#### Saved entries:
------------------------------
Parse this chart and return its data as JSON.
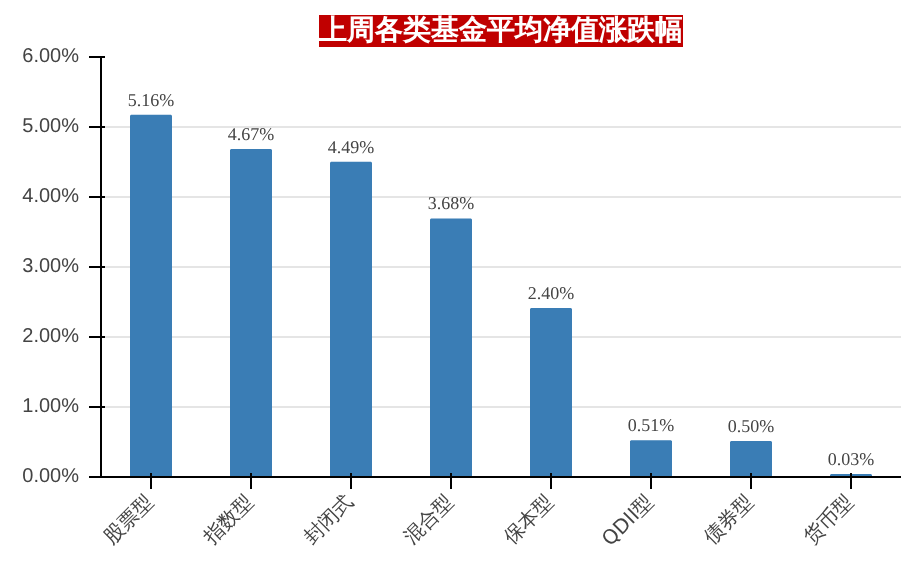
{
  "chart_data": {
    "type": "bar",
    "title": "上周各类基金平均净值涨跌幅",
    "categories": [
      "股票型",
      "指数型",
      "封闭式",
      "混合型",
      "保本型",
      "QDII型",
      "债券型",
      "货币型"
    ],
    "values": [
      5.16,
      4.67,
      4.49,
      3.68,
      2.4,
      0.51,
      0.5,
      0.03
    ],
    "value_labels": [
      "5.16%",
      "4.67%",
      "4.49%",
      "3.68%",
      "2.40%",
      "0.51%",
      "0.50%",
      "0.03%"
    ],
    "color": "#3a7db5",
    "ylim": [
      0,
      6
    ],
    "yticks": [
      {
        "value": 0,
        "label": "0.00%"
      },
      {
        "value": 1,
        "label": "1.00%"
      },
      {
        "value": 2,
        "label": "2.00%"
      },
      {
        "value": 3,
        "label": "3.00%"
      },
      {
        "value": 4,
        "label": "4.00%"
      },
      {
        "value": 5,
        "label": "5.00%"
      },
      {
        "value": 6,
        "label": "6.00%"
      }
    ],
    "grid": "y"
  }
}
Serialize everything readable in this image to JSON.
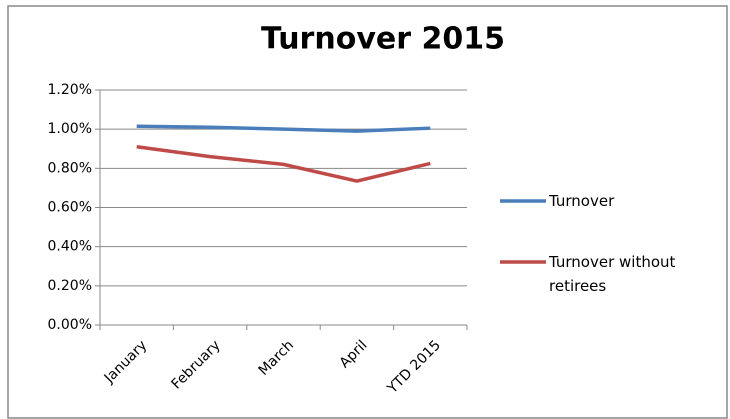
{
  "chart_data": {
    "type": "line",
    "title": "Turnover 2015",
    "categories": [
      "January",
      "February",
      "March",
      "April",
      "YTD 2015"
    ],
    "series": [
      {
        "name": "Turnover",
        "color": "#4a7ebb",
        "values": [
          1.015,
          1.01,
          1.0,
          0.99,
          1.005
        ]
      },
      {
        "name": "Turnover without retirees",
        "color": "#be4b48",
        "values": [
          0.91,
          0.86,
          0.82,
          0.735,
          0.825
        ]
      }
    ],
    "ylim": [
      0,
      1.2
    ],
    "yticks": [
      {
        "value": 0,
        "label": "0.00%"
      },
      {
        "value": 0.2,
        "label": "0.20%"
      },
      {
        "value": 0.4,
        "label": "0.40%"
      },
      {
        "value": 0.6,
        "label": "0.60%"
      },
      {
        "value": 0.8,
        "label": "0.80%"
      },
      {
        "value": 1.0,
        "label": "1.00%"
      },
      {
        "value": 1.2,
        "label": "1.20%"
      }
    ],
    "grid": true,
    "legend": "right"
  }
}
------------------------------
#### What you will do:
Leave the images out, please, and restate each line word for word.

#### Task output:
Parse this chart and return its data as JSON.
{
  "chart_data": {
    "type": "bar",
    "title": "上周各类基金平均净值涨跌幅",
    "categories": [
      "股票型",
      "指数型",
      "封闭式",
      "混合型",
      "保本型",
      "QDII型",
      "债券型",
      "货币型"
    ],
    "values": [
      5.16,
      4.67,
      4.49,
      3.68,
      2.4,
      0.51,
      0.5,
      0.03
    ],
    "value_labels": [
      "5.16%",
      "4.67%",
      "4.49%",
      "3.68%",
      "2.40%",
      "0.51%",
      "0.50%",
      "0.03%"
    ],
    "color": "#3a7db5",
    "ylim": [
      0,
      6
    ],
    "yticks": [
      {
        "value": 0,
        "label": "0.00%"
      },
      {
        "value": 1,
        "label": "1.00%"
      },
      {
        "value": 2,
        "label": "2.00%"
      },
      {
        "value": 3,
        "label": "3.00%"
      },
      {
        "value": 4,
        "label": "4.00%"
      },
      {
        "value": 5,
        "label": "5.00%"
      },
      {
        "value": 6,
        "label": "6.00%"
      }
    ],
    "grid": "y"
  }
}
Serialize everything readable in this image to JSON.
{
  "chart_data": {
    "type": "line",
    "title": "Turnover 2015",
    "categories": [
      "January",
      "February",
      "March",
      "April",
      "YTD 2015"
    ],
    "series": [
      {
        "name": "Turnover",
        "color": "#4a7ebb",
        "values": [
          1.015,
          1.01,
          1.0,
          0.99,
          1.005
        ]
      },
      {
        "name": "Turnover without retirees",
        "color": "#be4b48",
        "values": [
          0.91,
          0.86,
          0.82,
          0.735,
          0.825
        ]
      }
    ],
    "ylim": [
      0,
      1.2
    ],
    "yticks": [
      {
        "value": 0,
        "label": "0.00%"
      },
      {
        "value": 0.2,
        "label": "0.20%"
      },
      {
        "value": 0.4,
        "label": "0.40%"
      },
      {
        "value": 0.6,
        "label": "0.60%"
      },
      {
        "value": 0.8,
        "label": "0.80%"
      },
      {
        "value": 1.0,
        "label": "1.00%"
      },
      {
        "value": 1.2,
        "label": "1.20%"
      }
    ],
    "grid": true,
    "legend": "right"
  }
}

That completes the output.